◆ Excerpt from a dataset
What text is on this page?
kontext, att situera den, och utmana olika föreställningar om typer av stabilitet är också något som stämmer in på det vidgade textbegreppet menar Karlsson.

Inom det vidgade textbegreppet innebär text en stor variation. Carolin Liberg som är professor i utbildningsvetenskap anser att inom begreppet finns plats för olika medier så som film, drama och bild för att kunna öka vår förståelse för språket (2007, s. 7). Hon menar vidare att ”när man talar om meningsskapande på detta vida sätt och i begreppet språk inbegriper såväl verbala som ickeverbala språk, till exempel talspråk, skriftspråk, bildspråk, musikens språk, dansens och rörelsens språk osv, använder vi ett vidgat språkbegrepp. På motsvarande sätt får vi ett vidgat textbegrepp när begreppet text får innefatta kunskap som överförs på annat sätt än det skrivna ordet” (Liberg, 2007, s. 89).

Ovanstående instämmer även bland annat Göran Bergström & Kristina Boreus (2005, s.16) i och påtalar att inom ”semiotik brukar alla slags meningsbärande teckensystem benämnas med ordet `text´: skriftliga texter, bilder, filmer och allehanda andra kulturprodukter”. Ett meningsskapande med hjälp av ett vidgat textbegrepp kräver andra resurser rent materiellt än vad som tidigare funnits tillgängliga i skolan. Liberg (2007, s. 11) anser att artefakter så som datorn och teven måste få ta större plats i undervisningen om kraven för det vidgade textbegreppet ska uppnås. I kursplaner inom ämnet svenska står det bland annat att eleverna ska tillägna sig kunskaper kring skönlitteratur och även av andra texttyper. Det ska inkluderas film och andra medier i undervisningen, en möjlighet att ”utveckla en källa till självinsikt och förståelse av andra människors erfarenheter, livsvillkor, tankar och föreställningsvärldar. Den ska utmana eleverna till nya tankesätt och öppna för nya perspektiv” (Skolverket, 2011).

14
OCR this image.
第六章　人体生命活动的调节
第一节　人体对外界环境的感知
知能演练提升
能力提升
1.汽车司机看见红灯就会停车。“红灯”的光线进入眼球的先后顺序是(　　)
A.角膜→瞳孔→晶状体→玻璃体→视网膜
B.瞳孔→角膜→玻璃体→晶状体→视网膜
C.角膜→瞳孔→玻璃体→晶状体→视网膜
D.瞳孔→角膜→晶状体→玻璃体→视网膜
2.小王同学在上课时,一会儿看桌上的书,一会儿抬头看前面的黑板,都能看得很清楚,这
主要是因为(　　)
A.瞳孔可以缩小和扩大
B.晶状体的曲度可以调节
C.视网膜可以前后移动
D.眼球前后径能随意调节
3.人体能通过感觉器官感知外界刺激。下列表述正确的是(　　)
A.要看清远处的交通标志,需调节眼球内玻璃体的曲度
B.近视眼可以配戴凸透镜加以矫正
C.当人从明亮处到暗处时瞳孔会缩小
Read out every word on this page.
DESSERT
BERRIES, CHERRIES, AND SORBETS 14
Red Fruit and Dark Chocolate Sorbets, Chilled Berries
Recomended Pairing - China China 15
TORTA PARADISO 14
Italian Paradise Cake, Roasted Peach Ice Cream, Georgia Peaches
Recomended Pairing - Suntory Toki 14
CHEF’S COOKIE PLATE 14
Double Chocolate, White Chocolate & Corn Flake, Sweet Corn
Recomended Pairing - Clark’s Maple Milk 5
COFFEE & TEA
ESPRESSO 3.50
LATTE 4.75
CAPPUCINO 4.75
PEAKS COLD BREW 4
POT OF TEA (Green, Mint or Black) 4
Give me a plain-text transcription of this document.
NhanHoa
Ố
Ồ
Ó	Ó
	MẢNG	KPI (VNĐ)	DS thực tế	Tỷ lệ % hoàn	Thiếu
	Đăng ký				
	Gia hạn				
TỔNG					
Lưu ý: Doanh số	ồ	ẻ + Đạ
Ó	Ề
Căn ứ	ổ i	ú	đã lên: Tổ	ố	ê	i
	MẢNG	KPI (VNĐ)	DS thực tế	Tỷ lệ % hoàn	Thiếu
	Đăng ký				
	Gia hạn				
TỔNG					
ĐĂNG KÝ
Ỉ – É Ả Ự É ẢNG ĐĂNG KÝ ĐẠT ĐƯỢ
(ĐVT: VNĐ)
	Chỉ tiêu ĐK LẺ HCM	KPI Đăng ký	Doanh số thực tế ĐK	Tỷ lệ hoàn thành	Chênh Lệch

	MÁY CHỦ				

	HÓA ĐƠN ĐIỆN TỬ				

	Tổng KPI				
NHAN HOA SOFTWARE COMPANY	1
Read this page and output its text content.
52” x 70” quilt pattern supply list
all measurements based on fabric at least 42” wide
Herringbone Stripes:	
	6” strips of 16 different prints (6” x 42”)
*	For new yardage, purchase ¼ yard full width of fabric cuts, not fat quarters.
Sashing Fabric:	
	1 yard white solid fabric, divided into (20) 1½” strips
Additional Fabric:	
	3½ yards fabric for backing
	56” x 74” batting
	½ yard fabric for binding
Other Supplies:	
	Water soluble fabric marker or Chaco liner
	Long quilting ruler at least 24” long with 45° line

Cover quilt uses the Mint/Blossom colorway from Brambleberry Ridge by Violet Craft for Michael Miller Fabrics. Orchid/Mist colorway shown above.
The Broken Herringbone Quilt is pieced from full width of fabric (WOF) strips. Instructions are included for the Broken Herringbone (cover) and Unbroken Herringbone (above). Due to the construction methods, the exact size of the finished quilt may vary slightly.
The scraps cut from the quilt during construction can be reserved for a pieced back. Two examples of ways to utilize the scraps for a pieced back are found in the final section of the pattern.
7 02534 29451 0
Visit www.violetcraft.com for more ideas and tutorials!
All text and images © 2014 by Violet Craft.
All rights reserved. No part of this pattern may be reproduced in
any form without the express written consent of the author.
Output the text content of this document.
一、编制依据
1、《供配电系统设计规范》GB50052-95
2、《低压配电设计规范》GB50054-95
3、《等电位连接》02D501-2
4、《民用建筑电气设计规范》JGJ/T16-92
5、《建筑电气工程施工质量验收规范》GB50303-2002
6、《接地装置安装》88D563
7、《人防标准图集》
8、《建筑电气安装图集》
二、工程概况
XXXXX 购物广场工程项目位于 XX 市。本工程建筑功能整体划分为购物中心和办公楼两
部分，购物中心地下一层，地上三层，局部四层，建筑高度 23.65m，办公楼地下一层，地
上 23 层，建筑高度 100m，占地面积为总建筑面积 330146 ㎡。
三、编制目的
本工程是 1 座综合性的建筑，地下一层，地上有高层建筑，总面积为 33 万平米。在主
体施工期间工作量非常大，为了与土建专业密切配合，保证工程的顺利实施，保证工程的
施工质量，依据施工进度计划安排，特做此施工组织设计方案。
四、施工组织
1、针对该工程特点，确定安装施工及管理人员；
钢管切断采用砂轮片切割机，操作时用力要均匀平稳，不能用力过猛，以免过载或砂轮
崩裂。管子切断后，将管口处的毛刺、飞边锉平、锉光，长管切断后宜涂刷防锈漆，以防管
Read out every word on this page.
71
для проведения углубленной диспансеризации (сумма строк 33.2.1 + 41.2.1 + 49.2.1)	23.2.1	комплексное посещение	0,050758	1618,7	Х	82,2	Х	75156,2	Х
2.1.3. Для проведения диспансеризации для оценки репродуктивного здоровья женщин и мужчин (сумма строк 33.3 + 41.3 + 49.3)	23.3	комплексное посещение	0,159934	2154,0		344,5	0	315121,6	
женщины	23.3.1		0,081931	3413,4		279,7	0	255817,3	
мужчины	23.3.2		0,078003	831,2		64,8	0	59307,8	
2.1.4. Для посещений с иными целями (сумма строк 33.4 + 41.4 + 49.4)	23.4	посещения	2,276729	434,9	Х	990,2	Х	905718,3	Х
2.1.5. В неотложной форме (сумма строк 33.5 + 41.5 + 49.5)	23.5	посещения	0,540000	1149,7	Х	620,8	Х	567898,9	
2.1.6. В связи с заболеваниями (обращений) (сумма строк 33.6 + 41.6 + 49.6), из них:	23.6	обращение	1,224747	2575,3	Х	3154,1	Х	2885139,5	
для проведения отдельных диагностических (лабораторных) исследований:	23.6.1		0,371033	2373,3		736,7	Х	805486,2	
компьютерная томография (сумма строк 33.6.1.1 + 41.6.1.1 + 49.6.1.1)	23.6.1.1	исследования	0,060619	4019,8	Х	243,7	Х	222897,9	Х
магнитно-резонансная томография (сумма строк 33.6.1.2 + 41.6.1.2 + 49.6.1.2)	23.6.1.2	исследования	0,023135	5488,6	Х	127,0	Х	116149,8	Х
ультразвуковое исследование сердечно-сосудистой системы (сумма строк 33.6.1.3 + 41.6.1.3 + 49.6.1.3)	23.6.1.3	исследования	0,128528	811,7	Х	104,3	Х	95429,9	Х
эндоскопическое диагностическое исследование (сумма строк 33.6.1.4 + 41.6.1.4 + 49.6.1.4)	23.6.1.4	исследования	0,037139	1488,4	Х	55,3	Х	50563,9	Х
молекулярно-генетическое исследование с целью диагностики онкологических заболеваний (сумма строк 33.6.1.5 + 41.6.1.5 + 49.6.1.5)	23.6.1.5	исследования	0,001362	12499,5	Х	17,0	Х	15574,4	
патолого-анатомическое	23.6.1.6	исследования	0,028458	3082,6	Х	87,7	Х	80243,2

◆ WORK TO DO
Reproduce each line of the entries in which the word "olika" is found.

◆ RESPONSE BELOW
kontext, att situera den, och utmana olika föreställningar om typer av stabilitet är också något som stämmer in på det vidgade textbegreppet menar Karlsson.
Inom det vidgade textbegreppet innebär text en stor variation. Carolin Liberg som är professor i utbildningsvetenskap anser att inom begreppet finns plats för olika medier så som film, drama och bild för att kunna öka vår förståelse för språket (2007, s. 7). Hon menar vidare att ”när man talar om meningsskapande på detta vida sätt och i begreppet språk inbegriper såväl verbala som ickeverbala språk, till exempel talspråk, skriftspråk, bildspråk, musikens språk, dansens och rörelsens språk osv, använder vi ett vidgat språkbegrepp. På motsvarande sätt får vi ett vidgat textbegrepp när begreppet text får innefatta kunskap som överförs på annat sätt än det skrivna ordet” (Liberg, 2007, s. 89).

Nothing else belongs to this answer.